**SHORT PROBLEM**
Transcribe the records that follow, preserving every word.

--- START OF RECORDED INFORMATION ---

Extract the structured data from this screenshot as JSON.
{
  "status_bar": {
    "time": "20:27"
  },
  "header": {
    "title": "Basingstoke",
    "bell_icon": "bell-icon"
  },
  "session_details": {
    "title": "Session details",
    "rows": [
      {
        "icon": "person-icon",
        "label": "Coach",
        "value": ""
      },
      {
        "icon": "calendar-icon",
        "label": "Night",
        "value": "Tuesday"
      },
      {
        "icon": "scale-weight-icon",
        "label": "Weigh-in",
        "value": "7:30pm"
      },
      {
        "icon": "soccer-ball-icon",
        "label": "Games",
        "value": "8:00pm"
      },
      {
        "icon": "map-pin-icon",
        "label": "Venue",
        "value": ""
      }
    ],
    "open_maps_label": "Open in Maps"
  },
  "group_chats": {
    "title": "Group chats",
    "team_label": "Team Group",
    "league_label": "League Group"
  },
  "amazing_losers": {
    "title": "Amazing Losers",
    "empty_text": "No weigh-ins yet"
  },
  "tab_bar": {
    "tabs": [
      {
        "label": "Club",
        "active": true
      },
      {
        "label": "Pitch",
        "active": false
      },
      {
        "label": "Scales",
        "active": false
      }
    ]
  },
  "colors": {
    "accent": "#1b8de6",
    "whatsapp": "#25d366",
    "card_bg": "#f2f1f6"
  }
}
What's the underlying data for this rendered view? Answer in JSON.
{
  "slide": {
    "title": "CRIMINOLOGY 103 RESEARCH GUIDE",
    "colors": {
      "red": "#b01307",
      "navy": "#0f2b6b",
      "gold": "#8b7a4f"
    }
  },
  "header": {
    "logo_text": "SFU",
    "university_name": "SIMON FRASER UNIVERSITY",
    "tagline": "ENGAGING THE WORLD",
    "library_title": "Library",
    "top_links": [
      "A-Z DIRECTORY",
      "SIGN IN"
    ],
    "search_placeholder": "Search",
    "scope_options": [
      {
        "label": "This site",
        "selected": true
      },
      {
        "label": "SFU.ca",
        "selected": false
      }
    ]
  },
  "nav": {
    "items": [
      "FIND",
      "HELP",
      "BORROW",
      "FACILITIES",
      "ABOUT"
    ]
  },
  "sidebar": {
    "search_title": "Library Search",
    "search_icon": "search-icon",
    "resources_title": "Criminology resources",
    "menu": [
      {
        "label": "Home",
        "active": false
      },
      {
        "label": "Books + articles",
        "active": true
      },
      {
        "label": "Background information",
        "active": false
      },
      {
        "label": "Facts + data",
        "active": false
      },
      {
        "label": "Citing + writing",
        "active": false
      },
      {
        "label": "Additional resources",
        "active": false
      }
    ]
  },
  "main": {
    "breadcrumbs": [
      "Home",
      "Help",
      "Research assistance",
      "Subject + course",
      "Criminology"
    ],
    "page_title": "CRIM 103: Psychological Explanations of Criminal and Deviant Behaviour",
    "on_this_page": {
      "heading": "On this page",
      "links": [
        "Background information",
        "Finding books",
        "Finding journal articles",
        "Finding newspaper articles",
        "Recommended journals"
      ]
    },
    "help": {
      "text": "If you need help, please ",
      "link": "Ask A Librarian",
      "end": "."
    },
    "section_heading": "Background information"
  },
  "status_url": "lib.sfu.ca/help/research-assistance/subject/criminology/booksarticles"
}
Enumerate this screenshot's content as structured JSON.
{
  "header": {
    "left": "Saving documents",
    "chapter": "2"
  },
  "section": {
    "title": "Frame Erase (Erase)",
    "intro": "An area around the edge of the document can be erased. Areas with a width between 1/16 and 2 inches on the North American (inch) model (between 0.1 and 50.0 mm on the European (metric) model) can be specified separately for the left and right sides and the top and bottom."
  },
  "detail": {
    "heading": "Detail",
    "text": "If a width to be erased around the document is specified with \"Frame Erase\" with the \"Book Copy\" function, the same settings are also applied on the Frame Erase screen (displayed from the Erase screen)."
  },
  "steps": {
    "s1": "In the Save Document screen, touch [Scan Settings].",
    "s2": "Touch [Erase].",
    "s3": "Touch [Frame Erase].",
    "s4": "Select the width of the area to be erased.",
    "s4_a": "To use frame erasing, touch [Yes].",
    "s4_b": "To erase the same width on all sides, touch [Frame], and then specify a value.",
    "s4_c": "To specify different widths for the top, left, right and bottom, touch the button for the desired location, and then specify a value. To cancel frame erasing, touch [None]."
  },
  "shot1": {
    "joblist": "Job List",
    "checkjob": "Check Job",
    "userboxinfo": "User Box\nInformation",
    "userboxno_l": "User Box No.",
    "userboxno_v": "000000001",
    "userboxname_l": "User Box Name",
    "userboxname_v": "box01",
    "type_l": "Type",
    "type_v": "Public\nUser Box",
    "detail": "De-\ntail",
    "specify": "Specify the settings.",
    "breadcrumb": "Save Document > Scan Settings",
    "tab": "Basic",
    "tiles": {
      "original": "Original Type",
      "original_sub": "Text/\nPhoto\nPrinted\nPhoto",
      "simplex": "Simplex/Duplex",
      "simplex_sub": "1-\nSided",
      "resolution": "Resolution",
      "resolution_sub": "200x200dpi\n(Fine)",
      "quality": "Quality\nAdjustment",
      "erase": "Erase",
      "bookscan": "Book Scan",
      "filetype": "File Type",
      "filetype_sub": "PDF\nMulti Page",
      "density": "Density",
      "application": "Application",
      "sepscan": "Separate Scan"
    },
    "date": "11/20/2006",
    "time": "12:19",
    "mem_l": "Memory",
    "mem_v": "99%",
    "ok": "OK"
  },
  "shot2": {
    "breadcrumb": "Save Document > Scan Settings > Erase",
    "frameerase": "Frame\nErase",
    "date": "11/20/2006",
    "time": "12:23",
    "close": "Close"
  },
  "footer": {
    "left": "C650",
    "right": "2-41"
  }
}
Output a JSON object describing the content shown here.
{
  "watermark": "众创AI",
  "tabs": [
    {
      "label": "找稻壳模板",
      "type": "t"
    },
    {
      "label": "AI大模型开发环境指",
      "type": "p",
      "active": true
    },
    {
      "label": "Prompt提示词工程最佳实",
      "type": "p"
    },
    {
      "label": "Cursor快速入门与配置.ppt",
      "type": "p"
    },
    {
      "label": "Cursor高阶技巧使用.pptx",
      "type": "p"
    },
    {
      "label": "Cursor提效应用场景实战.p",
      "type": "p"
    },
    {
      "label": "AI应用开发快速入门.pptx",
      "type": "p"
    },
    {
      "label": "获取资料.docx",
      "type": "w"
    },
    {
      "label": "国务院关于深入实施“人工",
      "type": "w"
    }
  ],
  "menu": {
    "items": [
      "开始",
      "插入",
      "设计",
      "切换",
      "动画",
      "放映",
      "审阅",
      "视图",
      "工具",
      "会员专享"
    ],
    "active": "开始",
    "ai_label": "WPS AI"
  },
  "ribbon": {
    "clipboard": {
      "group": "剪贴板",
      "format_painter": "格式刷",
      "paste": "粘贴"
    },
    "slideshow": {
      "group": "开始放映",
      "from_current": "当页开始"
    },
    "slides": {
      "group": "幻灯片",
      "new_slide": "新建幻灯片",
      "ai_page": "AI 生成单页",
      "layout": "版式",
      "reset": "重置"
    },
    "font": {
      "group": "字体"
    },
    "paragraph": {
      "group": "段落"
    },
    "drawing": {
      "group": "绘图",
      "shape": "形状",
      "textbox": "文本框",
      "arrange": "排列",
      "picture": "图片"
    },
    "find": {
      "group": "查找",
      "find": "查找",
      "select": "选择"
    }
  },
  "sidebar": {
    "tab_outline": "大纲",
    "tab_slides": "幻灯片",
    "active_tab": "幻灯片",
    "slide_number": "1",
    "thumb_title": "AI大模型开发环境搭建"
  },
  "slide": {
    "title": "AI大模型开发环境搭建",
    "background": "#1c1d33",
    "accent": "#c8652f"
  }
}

--- END OF RECORDED INFORMATION ---

**OUTPUT OF THE EXERCISE**
Extract the structured data from this screenshot as JSON.
{
  "status_bar": {
    "time": "20:27"
  },
  "header": {
    "title": "Basingstoke",
    "bell_icon": "bell-icon"
  },
  "session_details": {
    "title": "Session details",
    "rows": [
      {
        "icon": "person-icon",
        "label": "Coach",
        "value": ""
      },
      {
        "icon": "calendar-icon",
        "label": "Night",
        "value": "Tuesday"
      },
      {
        "icon": "scale-weight-icon",
        "label": "Weigh-in",
        "value": "7:30pm"
      },
      {
        "icon": "soccer-ball-icon",
        "label": "Games",
        "value": "8:00pm"
      },
      {
        "icon": "map-pin-icon",
        "label": "Venue",
        "value": ""
      }
    ],
    "open_maps_label": "Open in Maps"
  },
  "group_chats": {
    "title": "Group chats",
    "team_label": "Team Group",
    "league_label": "League Group"
  },
  "amazing_losers": {
    "title": "Amazing Losers",
    "empty_text": "No weigh-ins yet"
  },
  "tab_bar": {
    "tabs": [
      {
        "label": "Club",
        "active": true
      },
      {
        "label": "Pitch",
        "active": false
      },
      {
        "label": "Scales",
        "active": false
      }
    ]
  },
  "colors": {
    "accent": "#1b8de6",
    "whatsapp": "#25d366",
    "card_bg": "#f2f1f6"
  }
}
What's the underlying data for this rendered view? Answer in JSON.
{
  "slide": {
    "title": "CRIMINOLOGY 103 RESEARCH GUIDE",
    "colors": {
      "red": "#b01307",
      "navy": "#0f2b6b",
      "gold": "#8b7a4f"
    }
  },
  "header": {
    "logo_text": "SFU",
    "university_name": "SIMON FRASER UNIVERSITY",
    "tagline": "ENGAGING THE WORLD",
    "library_title": "Library",
    "top_links": [
      "A-Z DIRECTORY",
      "SIGN IN"
    ],
    "search_placeholder": "Search",
    "scope_options": [
      {
        "label": "This site",
        "selected": true
      },
      {
        "label": "SFU.ca",
        "selected": false
      }
    ]
  },
  "nav": {
    "items": [
      "FIND",
      "HELP",
      "BORROW",
      "FACILITIES",
      "ABOUT"
    ]
  },
  "sidebar": {
    "search_title": "Library Search",
    "search_icon": "search-icon",
    "resources_title": "Criminology resources",
    "menu": [
      {
        "label": "Home",
        "active": false
      },
      {
        "label": "Books + articles",
        "active": true
      },
      {
        "label": "Background information",
        "active": false
      },
      {
        "label": "Facts + data",
        "active": false
      },
      {
        "label": "Citing + writing",
        "active": false
      },
      {
        "label": "Additional resources",
        "active": false
      }
    ]
  },
  "main": {
    "breadcrumbs": [
      "Home",
      "Help",
      "Research assistance",
      "Subject + course",
      "Criminology"
    ],
    "page_title": "CRIM 103: Psychological Explanations of Criminal and Deviant Behaviour",
    "on_this_page": {
      "heading": "On this page",
      "links": [
        "Background information",
        "Finding books",
        "Finding journal articles",
        "Finding newspaper articles",
        "Recommended journals"
      ]
    },
    "help": {
      "text": "If you need help, please ",
      "link": "Ask A Librarian",
      "end": "."
    },
    "section_heading": "Background information"
  },
  "status_url": "lib.sfu.ca/help/research-assistance/subject/criminology/booksarticles"
}
Enumerate this screenshot's content as structured JSON.
{
  "header": {
    "left": "Saving documents",
    "chapter": "2"
  },
  "section": {
    "title": "Frame Erase (Erase)",
    "intro": "An area around the edge of the document can be erased. Areas with a width between 1/16 and 2 inches on the North American (inch) model (between 0.1 and 50.0 mm on the European (metric) model) can be specified separately for the left and right sides and the top and bottom."
  },
  "detail": {
    "heading": "Detail",
    "text": "If a width to be erased around the document is specified with \"Frame Erase\" with the \"Book Copy\" function, the same settings are also applied on the Frame Erase screen (displayed from the Erase screen)."
  },
  "steps": {
    "s1": "In the Save Document screen, touch [Scan Settings].",
    "s2": "Touch [Erase].",
    "s3": "Touch [Frame Erase].",
    "s4": "Select the width of the area to be erased.",
    "s4_a": "To use frame erasing, touch [Yes].",
    "s4_b": "To erase the same width on all sides, touch [Frame], and then specify a value.",
    "s4_c": "To specify different widths for the top, left, right and bottom, touch the button for the desired location, and then specify a value. To cancel frame erasing, touch [None]."
  },
  "shot1": {
    "joblist": "Job List",
    "checkjob": "Check Job",
    "userboxinfo": "User Box\nInformation",
    "userboxno_l": "User Box No.",
    "userboxno_v": "000000001",
    "userboxname_l": "User Box Name",
    "userboxname_v": "box01",
    "type_l": "Type",
    "type_v": "Public\nUser Box",
    "detail": "De-\ntail",
    "specify": "Specify the settings.",
    "breadcrumb": "Save Document > Scan Settings",
    "tab": "Basic",
    "tiles": {
      "original": "Original Type",
      "original_sub": "Text/\nPhoto\nPrinted\nPhoto",
      "simplex": "Simplex/Duplex",
      "simplex_sub": "1-\nSided",
      "resolution": "Resolution",
      "resolution_sub": "200x200dpi\n(Fine)",
      "quality": "Quality\nAdjustment",
      "erase": "Erase",
      "bookscan": "Book Scan",
      "filetype": "File Type",
      "filetype_sub": "PDF\nMulti Page",
      "density": "Density",
      "application": "Application",
      "sepscan": "Separate Scan"
    },
    "date": "11/20/2006",
    "time": "12:19",
    "mem_l": "Memory",
    "mem_v": "99%",
    "ok": "OK"
  },
  "shot2": {
    "breadcrumb": "Save Document > Scan Settings > Erase",
    "frameerase": "Frame\nErase",
    "date": "11/20/2006",
    "time": "12:23",
    "close": "Close"
  },
  "footer": {
    "left": "C650",
    "right": "2-41"
  }
}
Output a JSON object describing the content shown here.
{
  "watermark": "众创AI",
  "tabs": [
    {
      "label": "找稻壳模板",
      "type": "t"
    },
    {
      "label": "AI大模型开发环境指",
      "type": "p",
      "active": true
    },
    {
      "label": "Prompt提示词工程最佳实",
      "type": "p"
    },
    {
      "label": "Cursor快速入门与配置.ppt",
      "type": "p"
    },
    {
      "label": "Cursor高阶技巧使用.pptx",
      "type": "p"
    },
    {
      "label": "Cursor提效应用场景实战.p",
      "type": "p"
    },
    {
      "label": "AI应用开发快速入门.pptx",
      "type": "p"
    },
    {
      "label": "获取资料.docx",
      "type": "w"
    },
    {
      "label": "国务院关于深入实施“人工",
      "type": "w"
    }
  ],
  "menu": {
    "items": [
      "开始",
      "插入",
      "设计",
      "切换",
      "动画",
      "放映",
      "审阅",
      "视图",
      "工具",
      "会员专享"
    ],
    "active": "开始",
    "ai_label": "WPS AI"
  },
  "ribbon": {
    "clipboard": {
      "group": "剪贴板",
      "format_painter": "格式刷",
      "paste": "粘贴"
    },
    "slideshow": {
      "group": "开始放映",
      "from_current": "当页开始"
    },
    "slides": {
      "group": "幻灯片",
      "new_slide": "新建幻灯片",
      "ai_page": "AI 生成单页",
      "layout": "版式",
      "reset": "重置"
    },
    "font": {
      "group": "字体"
    },
    "paragraph": {
      "group": "段落"
    },
    "drawing": {
      "group": "绘图",
      "shape": "形状",
      "textbox": "文本框",
      "arrange": "排列",
      "picture": "图片"
    },
    "find": {
      "group": "查找",
      "find": "查找",
      "select": "选择"
    }
  },
  "sidebar": {
    "tab_outline": "大纲",
    "tab_slides": "幻灯片",
    "active_tab": "幻灯片",
    "slide_number": "1",
    "thumb_title": "AI大模型开发环境搭建"
  },
  "slide": {
    "title": "AI大模型开发环境搭建",
    "background": "#1c1d33",
    "accent": "#c8652f"
  }
}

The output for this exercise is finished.